Task to complete ▸ Only the lines holding the string "Properties" are needed. Copy each one.

Data to process ▸
——————
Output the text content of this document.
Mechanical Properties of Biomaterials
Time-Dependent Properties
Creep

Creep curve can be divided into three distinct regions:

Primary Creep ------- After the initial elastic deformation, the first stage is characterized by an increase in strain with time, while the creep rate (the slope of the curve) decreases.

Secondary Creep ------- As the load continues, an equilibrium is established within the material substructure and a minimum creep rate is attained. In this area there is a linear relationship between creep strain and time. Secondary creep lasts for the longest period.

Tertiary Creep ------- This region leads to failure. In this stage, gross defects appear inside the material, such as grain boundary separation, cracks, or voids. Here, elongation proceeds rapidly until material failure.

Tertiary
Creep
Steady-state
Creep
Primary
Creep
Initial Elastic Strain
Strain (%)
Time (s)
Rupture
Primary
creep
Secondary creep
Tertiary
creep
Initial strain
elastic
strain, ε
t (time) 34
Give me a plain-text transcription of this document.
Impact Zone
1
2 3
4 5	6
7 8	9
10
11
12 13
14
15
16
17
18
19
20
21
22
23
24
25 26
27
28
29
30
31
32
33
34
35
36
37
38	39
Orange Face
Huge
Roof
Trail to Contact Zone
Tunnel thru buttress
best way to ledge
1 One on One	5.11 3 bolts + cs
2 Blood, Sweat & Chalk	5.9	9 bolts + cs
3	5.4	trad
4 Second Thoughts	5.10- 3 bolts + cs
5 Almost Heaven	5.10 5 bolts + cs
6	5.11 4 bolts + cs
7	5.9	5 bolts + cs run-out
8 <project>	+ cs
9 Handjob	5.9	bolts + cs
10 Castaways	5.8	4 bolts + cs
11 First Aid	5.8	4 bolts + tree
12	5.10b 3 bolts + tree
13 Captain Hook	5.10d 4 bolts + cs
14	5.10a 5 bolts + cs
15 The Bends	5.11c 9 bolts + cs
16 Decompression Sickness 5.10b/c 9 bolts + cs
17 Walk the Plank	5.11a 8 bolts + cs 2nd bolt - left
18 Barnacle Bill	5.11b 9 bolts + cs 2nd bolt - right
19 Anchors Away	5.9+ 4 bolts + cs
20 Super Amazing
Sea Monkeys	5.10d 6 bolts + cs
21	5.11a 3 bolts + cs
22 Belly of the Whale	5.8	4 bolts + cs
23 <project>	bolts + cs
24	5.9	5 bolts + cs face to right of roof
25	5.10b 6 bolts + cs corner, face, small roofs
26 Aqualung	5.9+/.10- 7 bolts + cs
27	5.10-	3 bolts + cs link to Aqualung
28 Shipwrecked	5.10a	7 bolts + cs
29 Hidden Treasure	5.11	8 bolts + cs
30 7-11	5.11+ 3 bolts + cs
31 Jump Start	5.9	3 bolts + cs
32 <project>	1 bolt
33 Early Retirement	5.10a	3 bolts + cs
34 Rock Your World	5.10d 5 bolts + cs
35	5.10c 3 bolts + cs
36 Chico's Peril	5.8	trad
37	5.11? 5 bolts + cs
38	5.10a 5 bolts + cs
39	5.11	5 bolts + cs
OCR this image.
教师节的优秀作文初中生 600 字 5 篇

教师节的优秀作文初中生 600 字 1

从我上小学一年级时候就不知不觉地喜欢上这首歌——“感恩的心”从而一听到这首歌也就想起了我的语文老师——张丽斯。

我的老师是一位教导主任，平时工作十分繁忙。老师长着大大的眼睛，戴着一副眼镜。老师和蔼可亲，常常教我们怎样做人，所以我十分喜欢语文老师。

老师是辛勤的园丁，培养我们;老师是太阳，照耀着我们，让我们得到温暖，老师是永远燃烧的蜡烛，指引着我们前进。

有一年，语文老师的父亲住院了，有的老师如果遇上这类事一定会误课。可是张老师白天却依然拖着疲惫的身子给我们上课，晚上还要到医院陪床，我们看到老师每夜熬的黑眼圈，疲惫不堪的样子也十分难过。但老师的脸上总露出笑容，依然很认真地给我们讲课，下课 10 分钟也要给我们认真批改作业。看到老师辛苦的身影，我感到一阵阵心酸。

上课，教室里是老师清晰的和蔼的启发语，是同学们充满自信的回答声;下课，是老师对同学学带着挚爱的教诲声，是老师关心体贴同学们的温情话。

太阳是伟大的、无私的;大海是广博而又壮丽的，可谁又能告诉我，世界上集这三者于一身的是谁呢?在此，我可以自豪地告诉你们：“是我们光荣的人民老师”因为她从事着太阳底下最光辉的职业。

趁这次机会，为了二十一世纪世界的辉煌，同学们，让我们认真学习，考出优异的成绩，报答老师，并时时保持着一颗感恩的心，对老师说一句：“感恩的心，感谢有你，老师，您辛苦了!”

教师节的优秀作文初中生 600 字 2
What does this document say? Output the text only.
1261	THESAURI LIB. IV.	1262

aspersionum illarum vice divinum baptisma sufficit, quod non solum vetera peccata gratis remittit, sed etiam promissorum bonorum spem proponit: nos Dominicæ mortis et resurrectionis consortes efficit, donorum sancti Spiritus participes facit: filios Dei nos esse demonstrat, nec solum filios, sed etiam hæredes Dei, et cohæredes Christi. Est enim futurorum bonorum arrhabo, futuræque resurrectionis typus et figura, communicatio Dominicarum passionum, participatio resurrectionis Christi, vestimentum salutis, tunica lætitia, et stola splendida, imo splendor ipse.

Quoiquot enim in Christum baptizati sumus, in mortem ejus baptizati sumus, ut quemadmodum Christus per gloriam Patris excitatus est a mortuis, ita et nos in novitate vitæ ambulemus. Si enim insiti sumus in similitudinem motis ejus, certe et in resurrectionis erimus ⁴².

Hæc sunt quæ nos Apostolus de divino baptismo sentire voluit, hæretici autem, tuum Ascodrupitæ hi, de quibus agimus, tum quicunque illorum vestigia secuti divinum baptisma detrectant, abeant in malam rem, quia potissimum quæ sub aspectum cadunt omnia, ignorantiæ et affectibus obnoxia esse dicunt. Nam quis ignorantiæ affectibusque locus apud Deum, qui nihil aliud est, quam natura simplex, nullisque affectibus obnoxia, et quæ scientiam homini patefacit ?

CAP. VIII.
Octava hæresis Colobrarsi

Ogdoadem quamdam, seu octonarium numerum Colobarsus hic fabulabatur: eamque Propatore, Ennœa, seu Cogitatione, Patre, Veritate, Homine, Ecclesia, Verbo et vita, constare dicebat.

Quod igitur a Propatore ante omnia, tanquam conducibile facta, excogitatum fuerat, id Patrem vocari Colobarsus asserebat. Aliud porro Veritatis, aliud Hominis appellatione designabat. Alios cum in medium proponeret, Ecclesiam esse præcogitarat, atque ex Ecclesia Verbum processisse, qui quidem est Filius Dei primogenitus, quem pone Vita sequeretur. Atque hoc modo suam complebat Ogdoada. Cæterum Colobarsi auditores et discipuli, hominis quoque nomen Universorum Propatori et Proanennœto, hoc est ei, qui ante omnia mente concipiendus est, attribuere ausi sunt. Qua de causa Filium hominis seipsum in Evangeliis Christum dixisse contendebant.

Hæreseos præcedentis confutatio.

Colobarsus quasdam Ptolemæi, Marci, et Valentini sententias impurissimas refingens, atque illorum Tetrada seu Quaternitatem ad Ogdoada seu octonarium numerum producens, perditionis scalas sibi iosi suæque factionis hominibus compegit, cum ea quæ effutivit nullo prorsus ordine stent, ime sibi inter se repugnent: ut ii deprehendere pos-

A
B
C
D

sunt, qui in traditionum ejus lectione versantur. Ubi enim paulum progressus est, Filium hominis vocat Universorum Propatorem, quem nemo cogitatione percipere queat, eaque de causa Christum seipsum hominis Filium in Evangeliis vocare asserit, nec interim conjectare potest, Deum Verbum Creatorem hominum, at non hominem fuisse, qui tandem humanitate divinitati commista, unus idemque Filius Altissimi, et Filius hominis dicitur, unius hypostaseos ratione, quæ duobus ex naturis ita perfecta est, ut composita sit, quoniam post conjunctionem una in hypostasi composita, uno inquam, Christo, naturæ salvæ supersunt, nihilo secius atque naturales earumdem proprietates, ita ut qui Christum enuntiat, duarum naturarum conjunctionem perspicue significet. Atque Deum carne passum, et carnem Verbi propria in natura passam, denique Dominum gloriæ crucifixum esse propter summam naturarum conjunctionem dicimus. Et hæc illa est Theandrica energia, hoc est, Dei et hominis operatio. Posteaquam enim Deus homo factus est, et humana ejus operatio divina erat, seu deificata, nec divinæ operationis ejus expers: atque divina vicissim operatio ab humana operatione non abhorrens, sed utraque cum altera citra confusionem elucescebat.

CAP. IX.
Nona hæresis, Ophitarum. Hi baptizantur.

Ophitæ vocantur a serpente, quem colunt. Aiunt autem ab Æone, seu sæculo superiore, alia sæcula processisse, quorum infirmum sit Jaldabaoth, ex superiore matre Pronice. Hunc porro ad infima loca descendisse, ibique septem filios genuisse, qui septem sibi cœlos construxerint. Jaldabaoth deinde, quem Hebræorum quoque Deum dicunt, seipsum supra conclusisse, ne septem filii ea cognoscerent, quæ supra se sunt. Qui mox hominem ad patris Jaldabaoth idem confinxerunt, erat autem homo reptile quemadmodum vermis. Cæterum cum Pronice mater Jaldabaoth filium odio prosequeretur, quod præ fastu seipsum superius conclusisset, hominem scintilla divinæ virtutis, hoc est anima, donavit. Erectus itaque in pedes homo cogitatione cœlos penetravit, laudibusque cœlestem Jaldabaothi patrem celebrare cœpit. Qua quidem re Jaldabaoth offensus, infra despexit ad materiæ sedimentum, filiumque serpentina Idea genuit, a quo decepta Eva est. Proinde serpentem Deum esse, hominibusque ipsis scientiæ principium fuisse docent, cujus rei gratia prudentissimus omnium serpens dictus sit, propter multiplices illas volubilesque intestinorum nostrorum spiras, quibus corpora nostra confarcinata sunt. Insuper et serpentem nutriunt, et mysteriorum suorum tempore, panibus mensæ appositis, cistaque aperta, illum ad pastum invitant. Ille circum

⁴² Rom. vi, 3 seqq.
——————
Task solution ▸
Mechanical Properties of Biomaterials
Time-Dependent Properties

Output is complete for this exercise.